-- start of Dataset content --

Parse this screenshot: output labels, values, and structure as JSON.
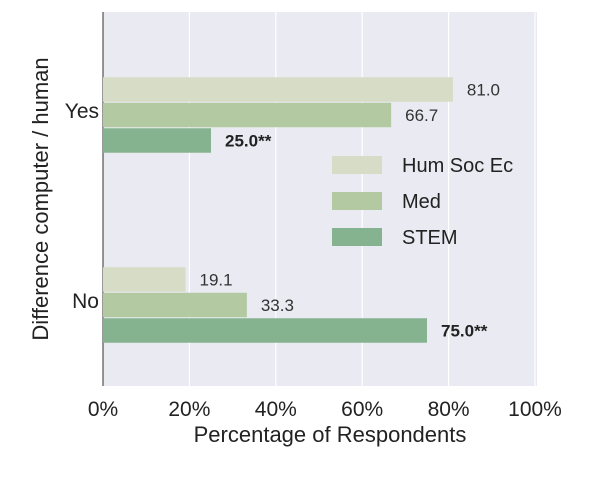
{
  "chart_data": {
    "type": "bar",
    "orientation": "horizontal",
    "categories": [
      "Yes",
      "No"
    ],
    "series": [
      {
        "name": "Hum Soc Ec",
        "color": "#d6dcc5",
        "values": [
          81.0,
          19.1
        ],
        "labels": [
          "81.0",
          "19.1"
        ],
        "bold": [
          false,
          false
        ]
      },
      {
        "name": "Med",
        "color": "#b3c9a2",
        "values": [
          66.7,
          33.3
        ],
        "labels": [
          "66.7",
          "33.3"
        ],
        "bold": [
          false,
          false
        ]
      },
      {
        "name": "STEM",
        "color": "#86b38f",
        "values": [
          25.0,
          75.0
        ],
        "labels": [
          "25.0**",
          "75.0**"
        ],
        "bold": [
          true,
          true
        ]
      }
    ],
    "xlabel": "Percentage of Respondents",
    "ylabel": "Difference computer / human",
    "xlim": [
      0,
      100
    ],
    "xticks": [
      "0%",
      "20%",
      "40%",
      "60%",
      "80%",
      "100%"
    ],
    "grid": true,
    "legend_position": "right"
  }
}
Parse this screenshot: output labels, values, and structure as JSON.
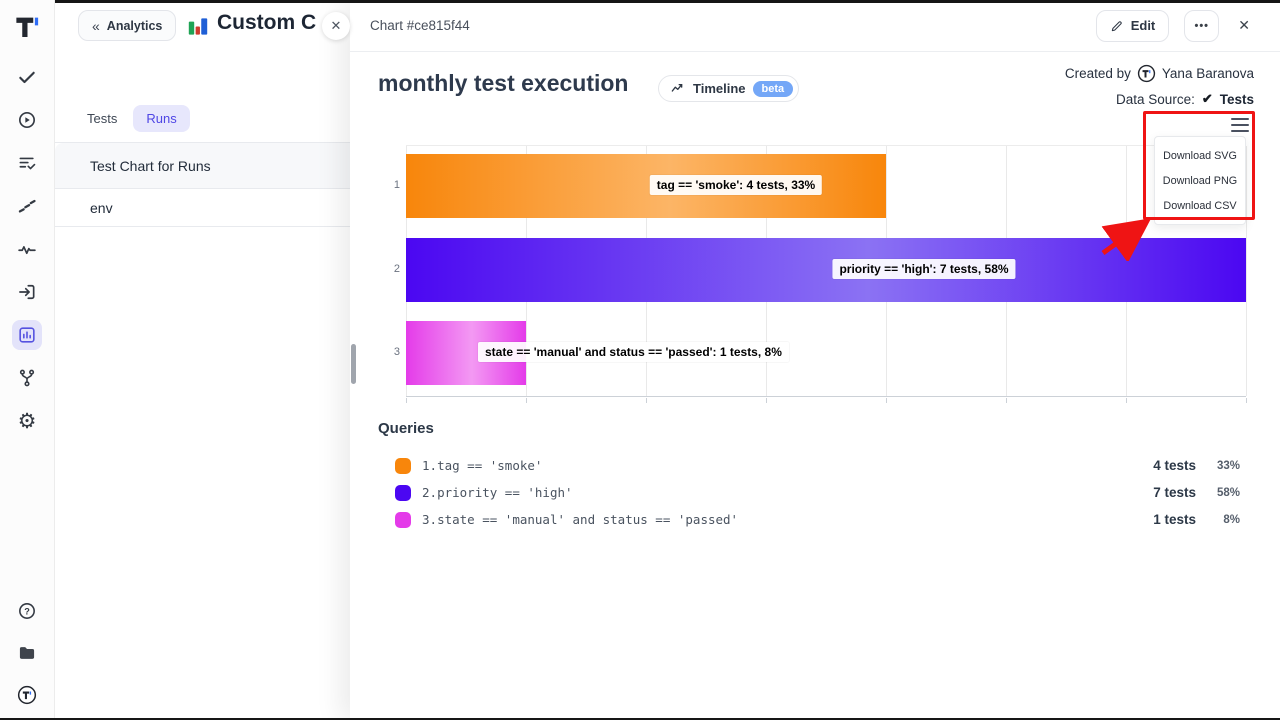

-- end of Dataset content --

Task statement: Repeat the records above verbatim, with no pictures in the result.

Result below:
Parse this screenshot: output labels, values, and structure as JSON.
{
  "chart_data": {
    "type": "bar",
    "orientation": "horizontal",
    "categories": [
      "Yes",
      "No"
    ],
    "series": [
      {
        "name": "Hum Soc Ec",
        "color": "#d6dcc5",
        "values": [
          81.0,
          19.1
        ],
        "labels": [
          "81.0",
          "19.1"
        ],
        "bold": [
          false,
          false
        ]
      },
      {
        "name": "Med",
        "color": "#b3c9a2",
        "values": [
          66.7,
          33.3
        ],
        "labels": [
          "66.7",
          "33.3"
        ],
        "bold": [
          false,
          false
        ]
      },
      {
        "name": "STEM",
        "color": "#86b38f",
        "values": [
          25.0,
          75.0
        ],
        "labels": [
          "25.0**",
          "75.0**"
        ],
        "bold": [
          true,
          true
        ]
      }
    ],
    "xlabel": "Percentage of Respondents",
    "ylabel": "Difference computer / human",
    "xlim": [
      0,
      100
    ],
    "xticks": [
      "0%",
      "20%",
      "40%",
      "60%",
      "80%",
      "100%"
    ],
    "grid": true,
    "legend_position": "right"
  }
}
Parse this screenshot: output labels, values, and structure as JSON.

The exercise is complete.